* _Task description_
All of the lines below are to be transcribed faithfully, with pictures excluded from the copy.

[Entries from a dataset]

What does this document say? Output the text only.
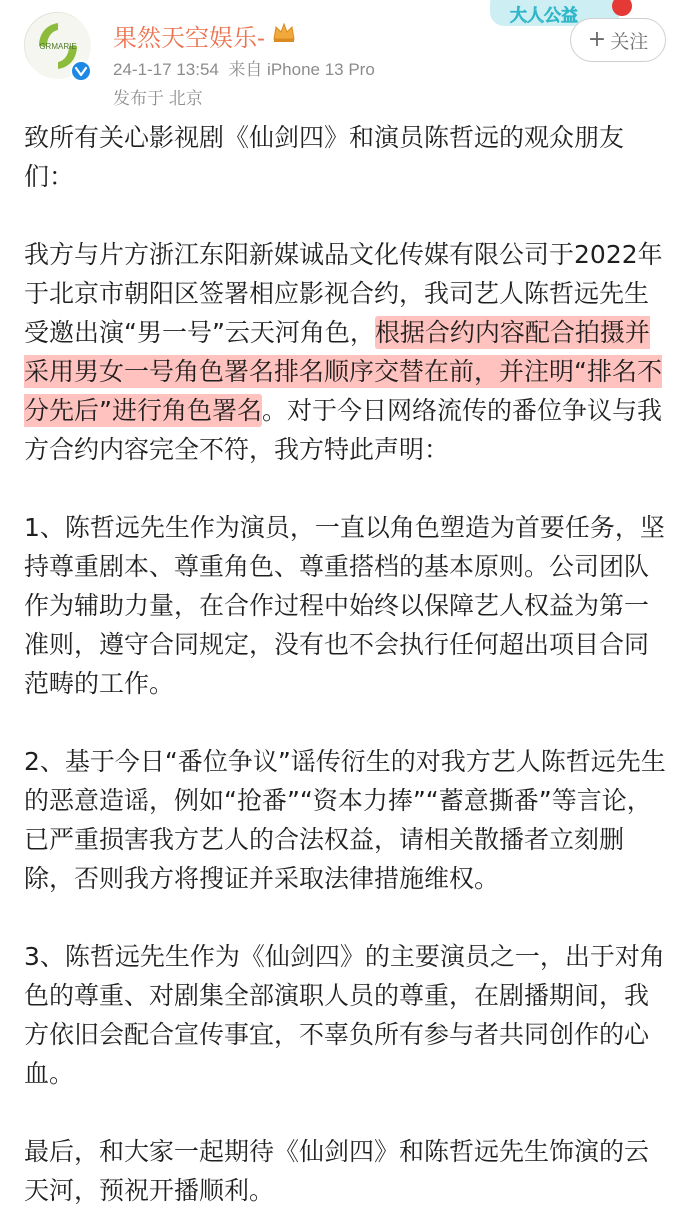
GRMARIE 果然天空娱乐-
24-1-17 13:54 来自 iPhone 13 Pro
发布于 北京
大人公益
+ 关注

致所有关心影视剧《仙剑四》和演员陈哲远的观众朋友们：

我方与片方浙江东阳新媒诚品文化传媒有限公司于2022年于北京市朝阳区签署相应影视合约，我司艺人陈哲远先生受邀出演“男一号”云天河角色，根据合约内容配合拍摄并采用男女一号角色署名排名顺序交替在前，并注明“排名不分先后”进行角色署名。对于今日网络流传的番位争议与我方合约内容完全不符，我方特此声明：

1、陈哲远先生作为演员，一直以角色塑造为首要任务，坚持尊重剧本、尊重角色、尊重搭档的基本原则。公司团队作为辅助力量，在合作过程中始终以保障艺人权益为第一准则，遵守合同规定，没有也不会执行任何超出项目合同范畴的工作。

2、基于今日“番位争议”谣传衍生的对我方艺人陈哲远先生的恶意造谣，例如“抢番”“资本力捧”“蓄意撕番”等言论，已严重损害我方艺人的合法权益，请相关散播者立刻删除，否则我方将搜证并采取法律措施维权。

3、陈哲远先生作为《仙剑四》的主要演员之一，出于对角色的尊重、对剧集全部演职人员的尊重，在剧播期间，我方依旧会配合宣传事宜，不辜负所有参与者共同创作的心血。

最后，和大家一起期待《仙剑四》和陈哲远先生饰演的云天河，预祝开播顺利。
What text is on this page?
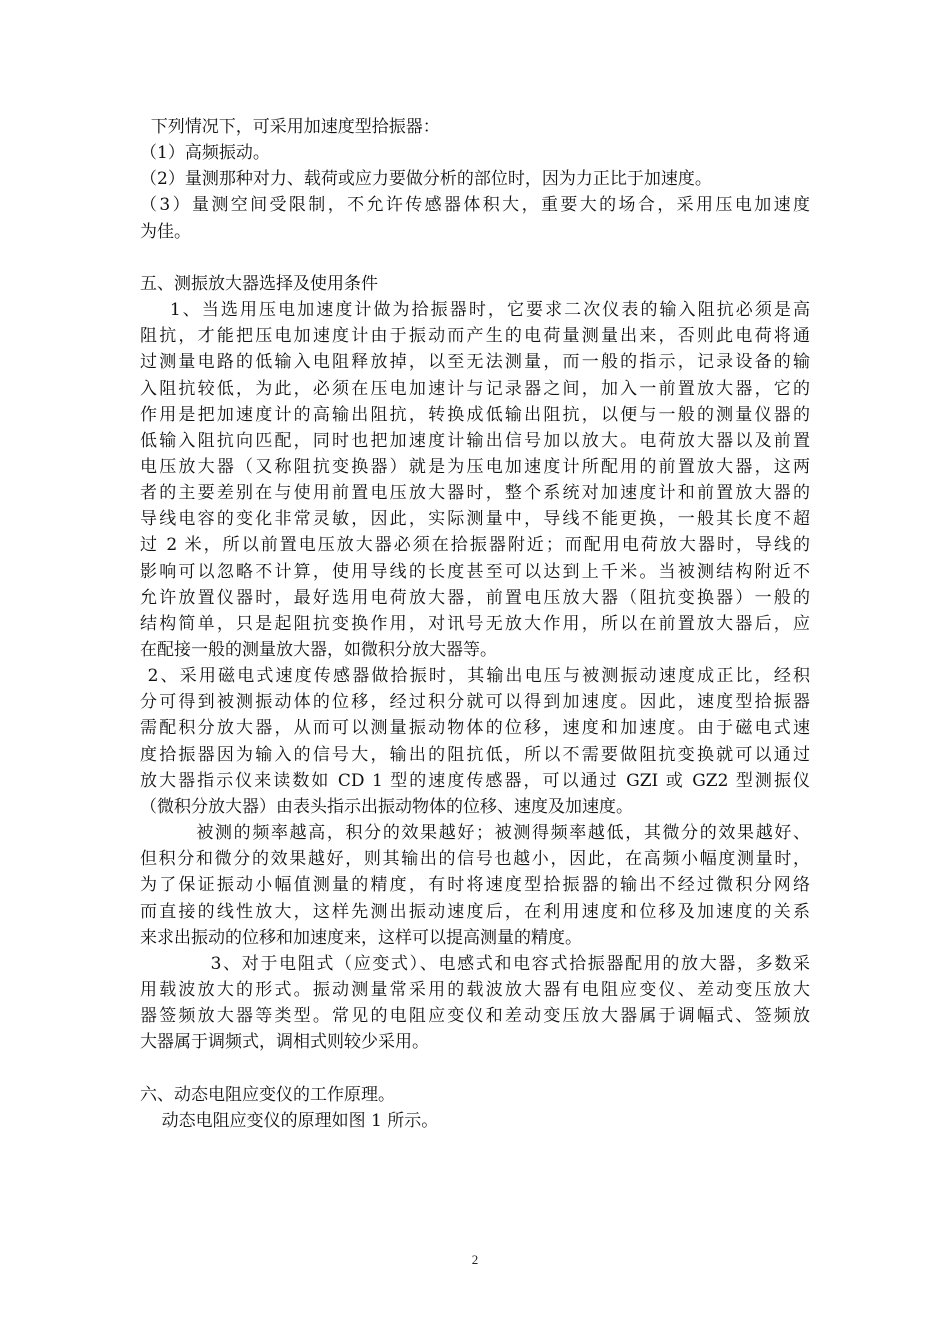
下列情况下，可采用加速度型拾振器：
（1）高频振动。
（2）量测那种对力、载荷或应力要做分析的部位时，因为力正比于加速度。
（3）量测空间受限制，不允许传感器体积大，重要大的场合，采用压电加速度
为佳。
五、测振放大器选择及使用条件
1、当选用压电加速度计做为拾振器时，它要求二次仪表的输入阻抗必须是高
阻抗，才能把压电加速度计由于振动而产生的电荷量测量出来，否则此电荷将通
过测量电路的低输入电阻释放掉，以至无法测量，而一般的指示，记录设备的输
入阻抗较低，为此，必须在压电加速计与记录器之间，加入一前置放大器，它的
作用是把加速度计的高输出阻抗，转换成低输出阻抗，以便与一般的测量仪器的
低输入阻抗向匹配，同时也把加速度计输出信号加以放大。电荷放大器以及前置
电压放大器（又称阻抗变换器）就是为压电加速度计所配用的前置放大器，这两
者的主要差别在与使用前置电压放大器时，整个系统对加速度计和前置放大器的
导线电容的变化非常灵敏，因此，实际测量中，导线不能更换，一般其长度不超
过 2 米，所以前置电压放大器必须在拾振器附近；而配用电荷放大器时，导线的
影响可以忽略不计算，使用导线的长度甚至可以达到上千米。当被测结构附近不
允许放置仪器时，最好选用电荷放大器，前置电压放大器（阻抗变换器）一般的
结构简单，只是起阻抗变换作用，对讯号无放大作用，所以在前置放大器后，应
在配接一般的测量放大器，如微积分放大器等。
2、采用磁电式速度传感器做拾振时，其输出电压与被测振动速度成正比，经积
分可得到被测振动体的位移，经过积分就可以得到加速度。因此，速度型拾振器
需配积分放大器，从而可以测量振动物体的位移，速度和加速度。由于磁电式速
度拾振器因为输入的信号大，输出的阻抗低，所以不需要做阻抗变换就可以通过
放大器指示仪来读数如 CD 1 型的速度传感器，可以通过 GZI 或 GZ2 型测振仪
（微积分放大器）由表头指示出振动物体的位移、速度及加速度。
被测的频率越高，积分的效果越好；被测得频率越低，其微分的效果越好、
但积分和微分的效果越好，则其输出的信号也越小，因此，在高频小幅度测量时，
为了保证振动小幅值测量的精度，有时将速度型拾振器的输出不经过微积分网络
而直接的线性放大，这样先测出振动速度后，在利用速度和位移及加速度的关系
来求出振动的位移和加速度来，这样可以提高测量的精度。
3、对于电阻式（应变式）、电感式和电容式拾振器配用的放大器，多数采
用载波放大的形式。振动测量常采用的载波放大器有电阻应变仪、差动变压放大
器签频放大器等类型。常见的电阻应变仪和差动变压放大器属于调幅式、签频放
大器属于调频式，调相式则较少采用。
六、动态电阻应变仪的工作原理。
动态电阻应变仪的原理如图 1 所示。
2
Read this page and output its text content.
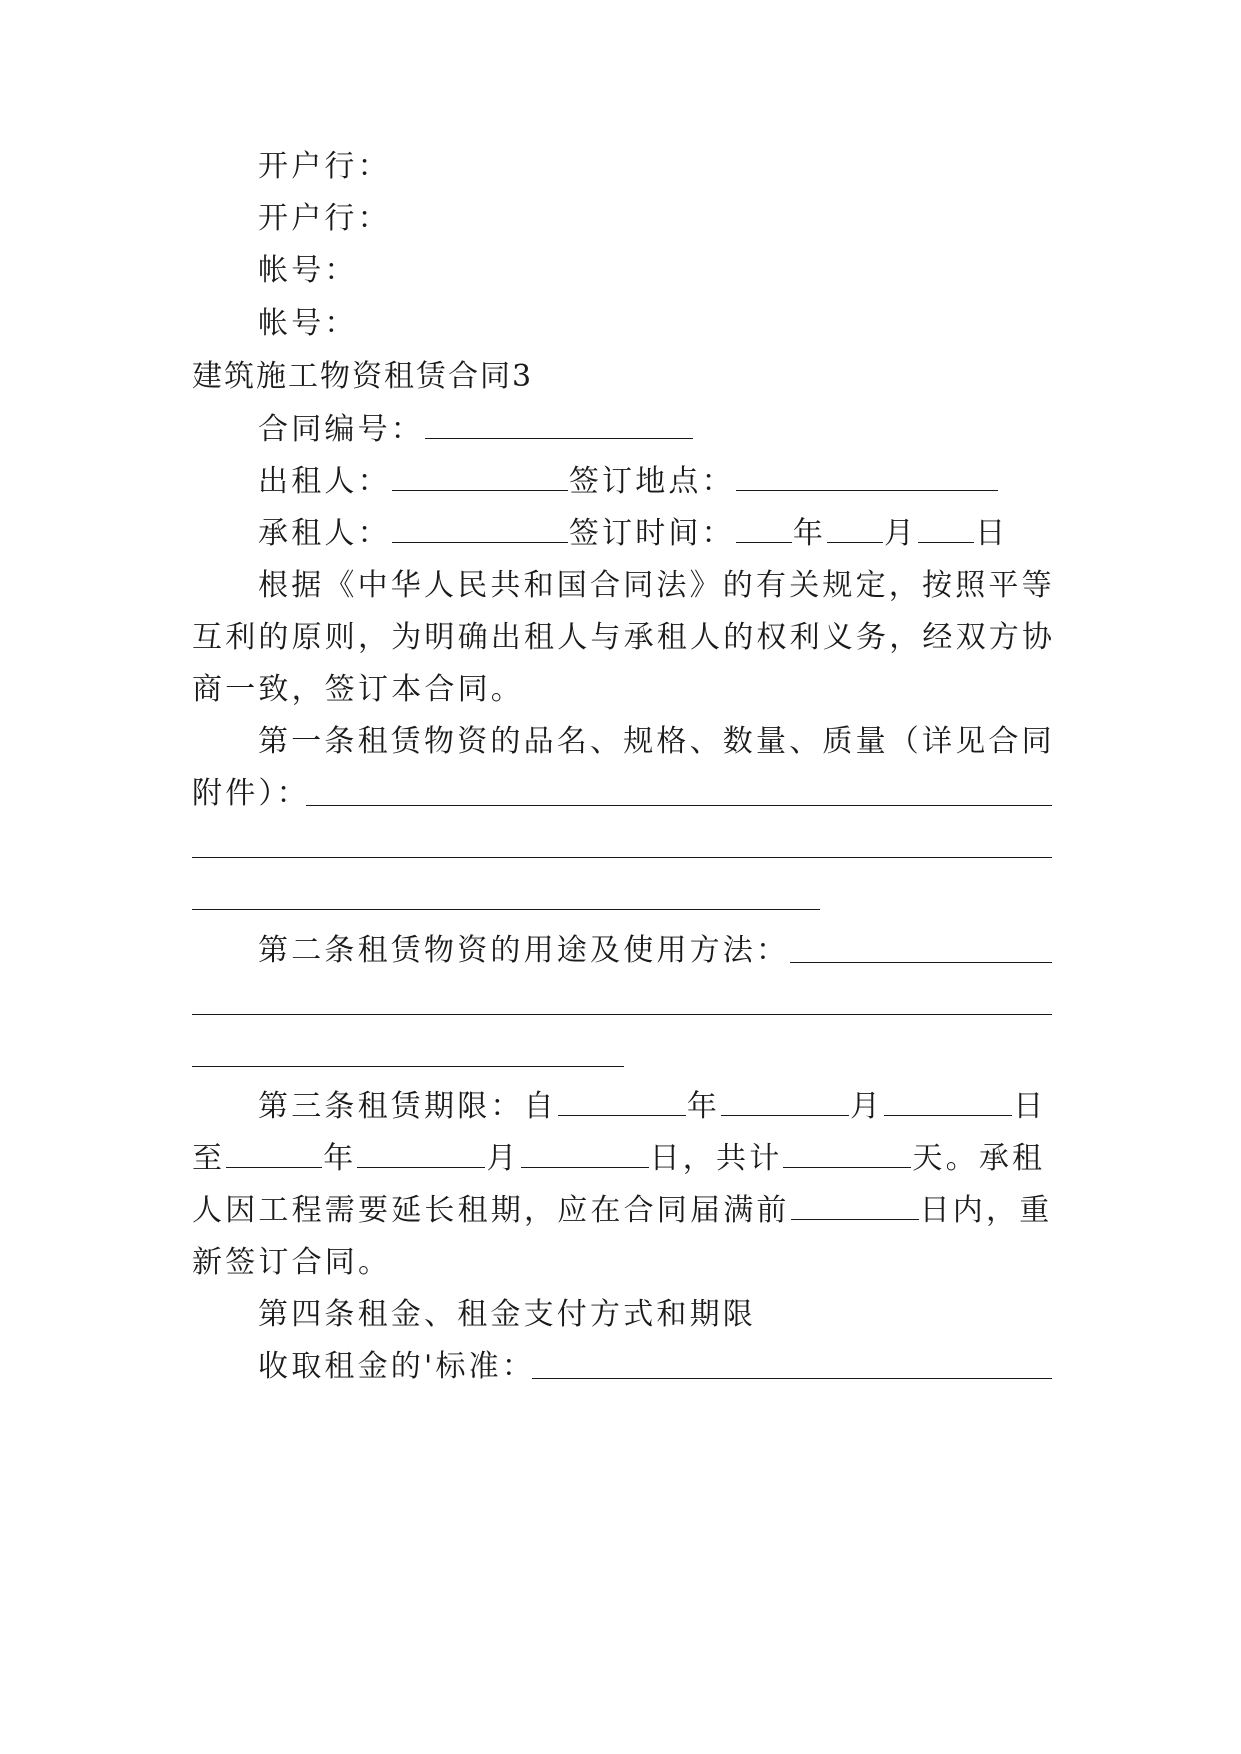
开户行：
开户行：
帐号：
帐号：
建筑施工物资租赁合同3
合同编号：
出租人：	签订地点：
承租人：	签订时间： 年 月 日
根据《中华人民共和国合同法》的有关规定，按照平等
互利的原则，为明确出租人与承租人的权利义务，经双方协
商一致，签订本合同。
第一条租赁物资的品名、规格、数量、质量（详见合同
附件）：
第二条租赁物资的用途及使用方法：
第三条租赁期限：自	年	月	日
至	年	月	日，共计	天。承租
人因工程需要延长租期，应在合同届满前	日内，重
新签订合同。
第四条租金、租金支付方式和期限
收取租金的'标准：
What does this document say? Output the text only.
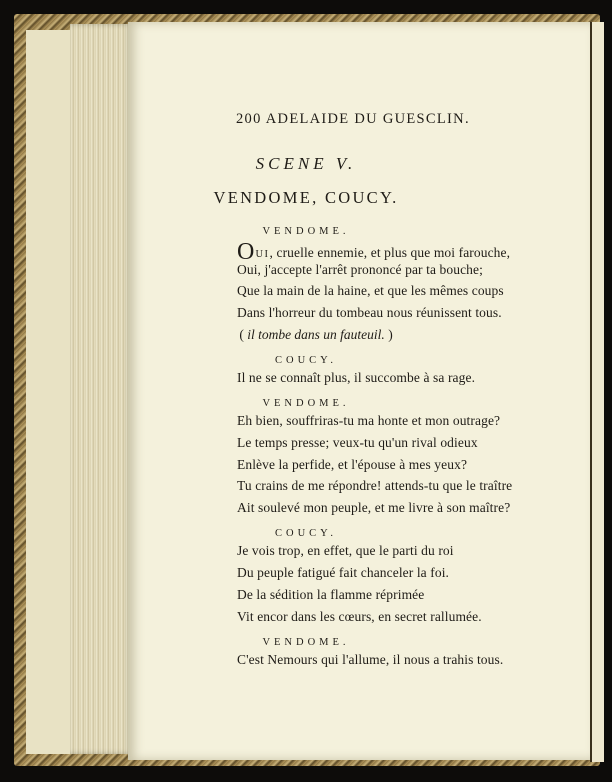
200 ADELAIDE DU GUESCLIN.
SCENE V.
VENDOME, COUCY.
VENDOME.
OUI, cruelle ennemie, et plus que moi farouche,
Oui, j'accepte l'arrêt prononcé par ta bouche;
Que la main de la haine, et que les mêmes coups
Dans l'horreur du tombeau nous réunissent tous.
( il tombe dans un fauteuil. )
COUCY.
Il ne se connaît plus, il succombe à sa rage.
VENDOME.
Eh bien, souffriras-tu ma honte et mon outrage?
Le temps presse; veux-tu qu'un rival odieux
Enlève la perfide, et l'épouse à mes yeux?
Tu crains de me répondre! attends-tu que le traître
Ait soulevé mon peuple, et me livre à son maître?
COUCY.
Je vois trop, en effet, que le parti du roi
Du peuple fatigué fait chanceler la foi.
De la sédition la flamme réprimée
Vit encor dans les cœurs, en secret rallumée.
VENDOME.
C'est Nemours qui l'allume, il nous a trahis tous.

* _Response_
What does this document say? Output the text only.
GRMARIE 果然天空娱乐-
24-1-17 13:54 来自 iPhone 13 Pro
发布于 北京
大人公益
+ 关注

致所有关心影视剧《仙剑四》和演员陈哲远的观众朋友们：

我方与片方浙江东阳新媒诚品文化传媒有限公司于2022年于北京市朝阳区签署相应影视合约，我司艺人陈哲远先生受邀出演“男一号”云天河角色，根据合约内容配合拍摄并采用男女一号角色署名排名顺序交替在前，并注明“排名不分先后”进行角色署名。对于今日网络流传的番位争议与我方合约内容完全不符，我方特此声明：

1、陈哲远先生作为演员，一直以角色塑造为首要任务，坚持尊重剧本、尊重角色、尊重搭档的基本原则。公司团队作为辅助力量，在合作过程中始终以保障艺人权益为第一准则，遵守合同规定，没有也不会执行任何超出项目合同范畴的工作。

2、基于今日“番位争议”谣传衍生的对我方艺人陈哲远先生的恶意造谣，例如“抢番”“资本力捧”“蓄意撕番”等言论，已严重损害我方艺人的合法权益，请相关散播者立刻删除，否则我方将搜证并采取法律措施维权。

3、陈哲远先生作为《仙剑四》的主要演员之一，出于对角色的尊重、对剧集全部演职人员的尊重，在剧播期间，我方依旧会配合宣传事宜，不辜负所有参与者共同创作的心血。

最后，和大家一起期待《仙剑四》和陈哲远先生饰演的云天河，预祝开播顺利。
What text is on this page?
下列情况下，可采用加速度型拾振器：
（1）高频振动。
（2）量测那种对力、载荷或应力要做分析的部位时，因为力正比于加速度。
（3）量测空间受限制，不允许传感器体积大，重要大的场合，采用压电加速度
为佳。
五、测振放大器选择及使用条件
1、当选用压电加速度计做为拾振器时，它要求二次仪表的输入阻抗必须是高
阻抗，才能把压电加速度计由于振动而产生的电荷量测量出来，否则此电荷将通
过测量电路的低输入电阻释放掉，以至无法测量，而一般的指示，记录设备的输
入阻抗较低，为此，必须在压电加速计与记录器之间，加入一前置放大器，它的
作用是把加速度计的高输出阻抗，转换成低输出阻抗，以便与一般的测量仪器的
低输入阻抗向匹配，同时也把加速度计输出信号加以放大。电荷放大器以及前置
电压放大器（又称阻抗变换器）就是为压电加速度计所配用的前置放大器，这两
者的主要差别在与使用前置电压放大器时，整个系统对加速度计和前置放大器的
导线电容的变化非常灵敏，因此，实际测量中，导线不能更换，一般其长度不超
过 2 米，所以前置电压放大器必须在拾振器附近；而配用电荷放大器时，导线的
影响可以忽略不计算，使用导线的长度甚至可以达到上千米。当被测结构附近不
允许放置仪器时，最好选用电荷放大器，前置电压放大器（阻抗变换器）一般的
结构简单，只是起阻抗变换作用，对讯号无放大作用，所以在前置放大器后，应
在配接一般的测量放大器，如微积分放大器等。
2、采用磁电式速度传感器做拾振时，其输出电压与被测振动速度成正比，经积
分可得到被测振动体的位移，经过积分就可以得到加速度。因此，速度型拾振器
需配积分放大器，从而可以测量振动物体的位移，速度和加速度。由于磁电式速
度拾振器因为输入的信号大，输出的阻抗低，所以不需要做阻抗变换就可以通过
放大器指示仪来读数如 CD 1 型的速度传感器，可以通过 GZI 或 GZ2 型测振仪
（微积分放大器）由表头指示出振动物体的位移、速度及加速度。
被测的频率越高，积分的效果越好；被测得频率越低，其微分的效果越好、
但积分和微分的效果越好，则其输出的信号也越小，因此，在高频小幅度测量时，
为了保证振动小幅值测量的精度，有时将速度型拾振器的输出不经过微积分网络
而直接的线性放大，这样先测出振动速度后，在利用速度和位移及加速度的关系
来求出振动的位移和加速度来，这样可以提高测量的精度。
3、对于电阻式（应变式）、电感式和电容式拾振器配用的放大器，多数采
用载波放大的形式。振动测量常采用的载波放大器有电阻应变仪、差动变压放大
器签频放大器等类型。常见的电阻应变仪和差动变压放大器属于调幅式、签频放
大器属于调频式，调相式则较少采用。
六、动态电阻应变仪的工作原理。
动态电阻应变仪的原理如图 1 所示。
2
Read this page and output its text content.
开户行：
开户行：
帐号：
帐号：
建筑施工物资租赁合同3
合同编号：
出租人：	签订地点：
承租人：	签订时间： 年 月 日
根据《中华人民共和国合同法》的有关规定，按照平等
互利的原则，为明确出租人与承租人的权利义务，经双方协
商一致，签订本合同。
第一条租赁物资的品名、规格、数量、质量（详见合同
附件）：
第二条租赁物资的用途及使用方法：
第三条租赁期限：自	年	月	日
至	年	月	日，共计	天。承租
人因工程需要延长租期，应在合同届满前	日内，重
新签订合同。
第四条租金、租金支付方式和期限
收取租金的'标准：
What does this document say? Output the text only.
200 ADELAIDE DU GUESCLIN.
SCENE V.
VENDOME, COUCY.
VENDOME.
OUI, cruelle ennemie, et plus que moi farouche,
Oui, j'accepte l'arrêt prononcé par ta bouche;
Que la main de la haine, et que les mêmes coups
Dans l'horreur du tombeau nous réunissent tous.
( il tombe dans un fauteuil. )
COUCY.
Il ne se connaît plus, il succombe à sa rage.
VENDOME.
Eh bien, souffriras-tu ma honte et mon outrage?
Le temps presse; veux-tu qu'un rival odieux
Enlève la perfide, et l'épouse à mes yeux?
Tu crains de me répondre! attends-tu que le traître
Ait soulevé mon peuple, et me livre à son maître?
COUCY.
Je vois trop, en effet, que le parti du roi
Du peuple fatigué fait chanceler la foi.
De la sédition la flamme réprimée
Vit encor dans les cœurs, en secret rallumée.
VENDOME.
C'est Nemours qui l'allume, il nous a trahis tous.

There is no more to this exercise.